### TASK REQUIREMENTS
Below are entries to be transcribed exactly; exclude the pictures from the copy.

### THE INPUT
----

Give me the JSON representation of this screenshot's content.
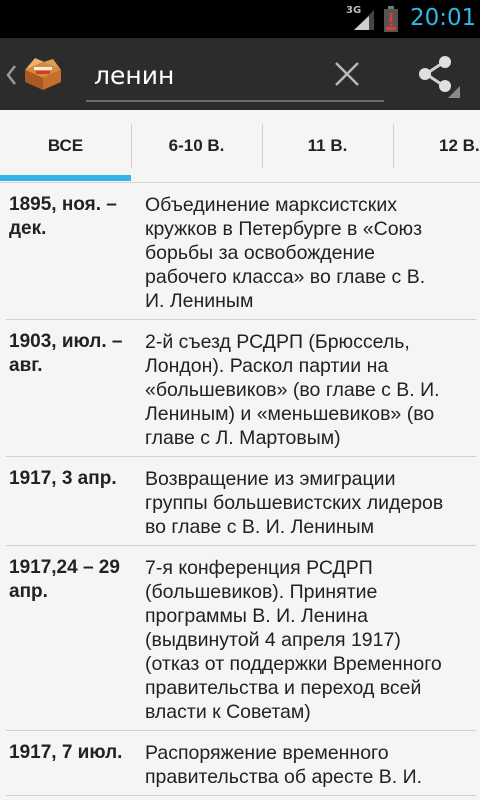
{
  "status_bar": {
    "network": "3G",
    "time": "20:01"
  },
  "action_bar": {
    "search_value": "ленин",
    "back_icon": "chevron-left-icon",
    "app_icon": "open-box-icon",
    "clear_icon": "close-icon",
    "share_icon": "share-icon"
  },
  "tabs": [
    {
      "label": "ВСЕ",
      "selected": true
    },
    {
      "label": "6-10 В."
    },
    {
      "label": "11 В."
    },
    {
      "label": "12 В."
    }
  ],
  "colors": {
    "accent": "#33b5e5",
    "action_bar": "#2c2c2c",
    "status_bar": "#000000",
    "background": "#f5f5f5"
  },
  "events": [
    {
      "date": "1895, ноя. – дек.",
      "text": "Объединение марксистских кружков в Петербурге в «Союз борьбы за освобождение рабочего класса» во главе с В. И. Лениным"
    },
    {
      "date": "1903, июл. – авг.",
      "text": "2-й съезд РСДРП (Брюссель, Лондон). Раскол партии на «большевиков» (во главе с В. И. Лениным) и «меньшевиков» (во главе с Л. Мартовым)"
    },
    {
      "date": "1917, 3 апр.",
      "text": "Возвращение из эмиграции группы большевистских лидеров во главе с В. И. Лениным"
    },
    {
      "date": "1917,24 – 29 апр.",
      "text": "7-я конференция РСДРП (большевиков). Принятие программы В. И. Ленина (выдвинутой 4 апреля 1917) (отказ от поддержки Временного правительства и переход всей власти к Советам)"
    },
    {
      "date": "1917, 7 июл.",
      "text": "Распоряжение временного правительства об аресте В. И."
    }
  ]
}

----

### ANSWER TO THIS PROBLEM
Give me the JSON representation of this screenshot's content.
{
  "status_bar": {
    "network": "3G",
    "time": "20:01"
  },
  "action_bar": {
    "search_value": "ленин",
    "back_icon": "chevron-left-icon",
    "app_icon": "open-box-icon",
    "clear_icon": "close-icon",
    "share_icon": "share-icon"
  },
  "tabs": [
    {
      "label": "ВСЕ",
      "selected": true
    },
    {
      "label": "6-10 В."
    },
    {
      "label": "11 В."
    },
    {
      "label": "12 В."
    }
  ],
  "colors": {
    "accent": "#33b5e5",
    "action_bar": "#2c2c2c",
    "status_bar": "#000000",
    "background": "#f5f5f5"
  },
  "events": [
    {
      "date": "1895, ноя. – дек.",
      "text": "Объединение марксистских кружков в Петербурге в «Союз борьбы за освобождение рабочего класса» во главе с В. И. Лениным"
    },
    {
      "date": "1903, июл. – авг.",
      "text": "2-й съезд РСДРП (Брюссель, Лондон). Раскол партии на «большевиков» (во главе с В. И. Лениным) и «меньшевиков» (во главе с Л. Мартовым)"
    },
    {
      "date": "1917, 3 апр.",
      "text": "Возвращение из эмиграции группы большевистских лидеров во главе с В. И. Лениным"
    },
    {
      "date": "1917,24 – 29 апр.",
      "text": "7-я конференция РСДРП (большевиков). Принятие программы В. И. Ленина (выдвинутой 4 апреля 1917) (отказ от поддержки Временного правительства и переход всей власти к Советам)"
    },
    {
      "date": "1917, 7 июл.",
      "text": "Распоряжение временного правительства об аресте В. И."
    }
  ]
}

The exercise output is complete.